» **Task objective**:
Reproduce the listing below line for line, without changing a single character.

» **Record set**:
** Start **
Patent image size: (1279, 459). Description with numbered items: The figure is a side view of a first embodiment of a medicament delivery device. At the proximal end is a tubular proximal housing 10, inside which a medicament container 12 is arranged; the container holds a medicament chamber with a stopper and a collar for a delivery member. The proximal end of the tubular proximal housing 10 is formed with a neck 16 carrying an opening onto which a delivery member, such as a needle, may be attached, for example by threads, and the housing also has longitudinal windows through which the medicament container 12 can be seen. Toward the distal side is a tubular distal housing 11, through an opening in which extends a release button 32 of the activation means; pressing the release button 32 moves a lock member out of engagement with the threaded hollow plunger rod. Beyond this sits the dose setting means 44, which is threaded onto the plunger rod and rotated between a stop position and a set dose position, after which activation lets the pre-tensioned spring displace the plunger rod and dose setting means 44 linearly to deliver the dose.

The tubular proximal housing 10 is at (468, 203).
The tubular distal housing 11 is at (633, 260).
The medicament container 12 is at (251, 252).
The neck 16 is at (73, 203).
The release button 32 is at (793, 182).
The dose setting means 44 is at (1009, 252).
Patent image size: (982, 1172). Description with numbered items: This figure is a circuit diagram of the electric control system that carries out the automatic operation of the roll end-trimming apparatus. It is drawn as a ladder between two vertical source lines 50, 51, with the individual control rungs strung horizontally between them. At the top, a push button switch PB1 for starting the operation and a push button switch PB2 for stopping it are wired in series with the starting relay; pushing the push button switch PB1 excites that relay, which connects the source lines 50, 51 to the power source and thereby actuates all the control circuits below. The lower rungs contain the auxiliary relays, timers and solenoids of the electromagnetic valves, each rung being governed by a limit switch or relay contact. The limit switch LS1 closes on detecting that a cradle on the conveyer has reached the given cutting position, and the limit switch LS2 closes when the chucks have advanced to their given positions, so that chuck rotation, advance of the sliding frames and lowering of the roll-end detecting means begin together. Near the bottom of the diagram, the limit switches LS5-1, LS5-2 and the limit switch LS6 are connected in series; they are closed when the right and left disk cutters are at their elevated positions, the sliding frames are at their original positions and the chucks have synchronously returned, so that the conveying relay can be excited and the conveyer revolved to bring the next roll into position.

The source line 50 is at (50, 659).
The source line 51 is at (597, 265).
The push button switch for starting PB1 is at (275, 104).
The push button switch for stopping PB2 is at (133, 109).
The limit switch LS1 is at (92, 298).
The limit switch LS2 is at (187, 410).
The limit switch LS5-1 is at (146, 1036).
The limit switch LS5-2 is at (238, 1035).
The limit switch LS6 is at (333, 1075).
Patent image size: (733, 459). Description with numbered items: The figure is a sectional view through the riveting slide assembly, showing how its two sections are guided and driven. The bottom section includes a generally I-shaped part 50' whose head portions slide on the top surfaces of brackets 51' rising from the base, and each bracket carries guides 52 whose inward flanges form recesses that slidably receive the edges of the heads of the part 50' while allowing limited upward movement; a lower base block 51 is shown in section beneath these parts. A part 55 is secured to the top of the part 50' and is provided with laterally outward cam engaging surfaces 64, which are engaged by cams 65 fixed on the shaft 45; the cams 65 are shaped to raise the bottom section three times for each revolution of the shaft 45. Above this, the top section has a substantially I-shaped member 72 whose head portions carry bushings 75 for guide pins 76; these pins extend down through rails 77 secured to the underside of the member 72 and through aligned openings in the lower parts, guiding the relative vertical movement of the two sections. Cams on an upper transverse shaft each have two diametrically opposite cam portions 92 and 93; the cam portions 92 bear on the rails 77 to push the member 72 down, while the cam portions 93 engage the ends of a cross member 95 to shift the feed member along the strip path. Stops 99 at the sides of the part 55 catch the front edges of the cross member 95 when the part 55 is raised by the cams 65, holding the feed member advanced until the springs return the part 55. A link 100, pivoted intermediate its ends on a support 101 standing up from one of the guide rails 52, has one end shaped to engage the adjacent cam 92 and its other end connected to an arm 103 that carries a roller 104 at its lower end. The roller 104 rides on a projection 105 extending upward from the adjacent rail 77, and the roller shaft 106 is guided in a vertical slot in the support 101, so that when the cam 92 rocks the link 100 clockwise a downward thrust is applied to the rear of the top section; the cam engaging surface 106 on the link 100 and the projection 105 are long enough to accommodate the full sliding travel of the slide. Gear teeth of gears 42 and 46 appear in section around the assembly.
** End **
» **Reply to the exercise**:
Patent image size: (1279, 459). Description with numbered items: The figure is a side view of a first embodiment of a medicament delivery device. At the proximal end is a tubular proximal housing 10, inside which a medicament container 12 is arranged; the container holds a medicament chamber with a stopper and a collar for a delivery member. The proximal end of the tubular proximal housing 10 is formed with a neck 16 carrying an opening onto which a delivery member, such as a needle, may be attached, for example by threads, and the housing also has longitudinal windows through which the medicament container 12 can be seen. Toward the distal side is a tubular distal housing 11, through an opening in which extends a release button 32 of the activation means; pressing the release button 32 moves a lock member out of engagement with the threaded hollow plunger rod. Beyond this sits the dose setting means 44, which is threaded onto the plunger rod and rotated between a stop position and a set dose position, after which activation lets the pre-tensioned spring displace the plunger rod and dose setting means 44 linearly to deliver the dose.

The tubular proximal housing 10 is at (468, 203).
The tubular distal housing 11 is at (633, 260).
The medicament container 12 is at (251, 252).
The neck 16 is at (73, 203).
The release button 32 is at (793, 182).
The dose setting means 44 is at (1009, 252).
Patent image size: (982, 1172). Description with numbered items: This figure is a circuit diagram of the electric control system that carries out the automatic operation of the roll end-trimming apparatus. It is drawn as a ladder between two vertical source lines 50, 51, with the individual control rungs strung horizontally between them. At the top, a push button switch PB1 for starting the operation and a push button switch PB2 for stopping it are wired in series with the starting relay; pushing the push button switch PB1 excites that relay, which connects the source lines 50, 51 to the power source and thereby actuates all the control circuits below. The lower rungs contain the auxiliary relays, timers and solenoids of the electromagnetic valves, each rung being governed by a limit switch or relay contact. The limit switch LS1 closes on detecting that a cradle on the conveyer has reached the given cutting position, and the limit switch LS2 closes when the chucks have advanced to their given positions, so that chuck rotation, advance of the sliding frames and lowering of the roll-end detecting means begin together. Near the bottom of the diagram, the limit switches LS5-1, LS5-2 and the limit switch LS6 are connected in series; they are closed when the right and left disk cutters are at their elevated positions, the sliding frames are at their original positions and the chucks have synchronously returned, so that the conveying relay can be excited and the conveyer revolved to bring the next roll into position.

The source line 50 is at (50, 659).
The source line 51 is at (597, 265).
The push button switch for starting PB1 is at (275, 104).
The push button switch for stopping PB2 is at (133, 109).
The limit switch LS1 is at (92, 298).
The limit switch LS2 is at (187, 410).
The limit switch LS5-1 is at (146, 1036).
The limit switch LS5-2 is at (238, 1035).
The limit switch LS6 is at (333, 1075).
Patent image size: (733, 459). Description with numbered items: The figure is a sectional view through the riveting slide assembly, showing how its two sections are guided and driven. The bottom section includes a generally I-shaped part 50' whose head portions slide on the top surfaces of brackets 51' rising from the base, and each bracket carries guides 52 whose inward flanges form recesses that slidably receive the edges of the heads of the part 50' while allowing limited upward movement; a lower base block 51 is shown in section beneath these parts. A part 55 is secured to the top of the part 50' and is provided with laterally outward cam engaging surfaces 64, which are engaged by cams 65 fixed on the shaft 45; the cams 65 are shaped to raise the bottom section three times for each revolution of the shaft 45. Above this, the top section has a substantially I-shaped member 72 whose head portions carry bushings 75 for guide pins 76; these pins extend down through rails 77 secured to the underside of the member 72 and through aligned openings in the lower parts, guiding the relative vertical movement of the two sections. Cams on an upper transverse shaft each have two diametrically opposite cam portions 92 and 93; the cam portions 92 bear on the rails 77 to push the member 72 down, while the cam portions 93 engage the ends of a cross member 95 to shift the feed member along the strip path. Stops 99 at the sides of the part 55 catch the front edges of the cross member 95 when the part 55 is raised by the cams 65, holding the feed member advanced until the springs return the part 55. A link 100, pivoted intermediate its ends on a support 101 standing up from one of the guide rails 52, has one end shaped to engage the adjacent cam 92 and its other end connected to an arm 103 that carries a roller 104 at its lower end. The roller 104 rides on a projection 105 extending upward from the adjacent rail 77, and the roller shaft 106 is guided in a vertical slot in the support 101, so that when the cam 92 rocks the link 100 clockwise a downward thrust is applied to the rear of the top section; the cam engaging surface 106 on the link 100 and the projection 105 are long enough to accommodate the full sliding travel of the slide. Gear teeth of gears 42 and 46 appear in section around the assembly.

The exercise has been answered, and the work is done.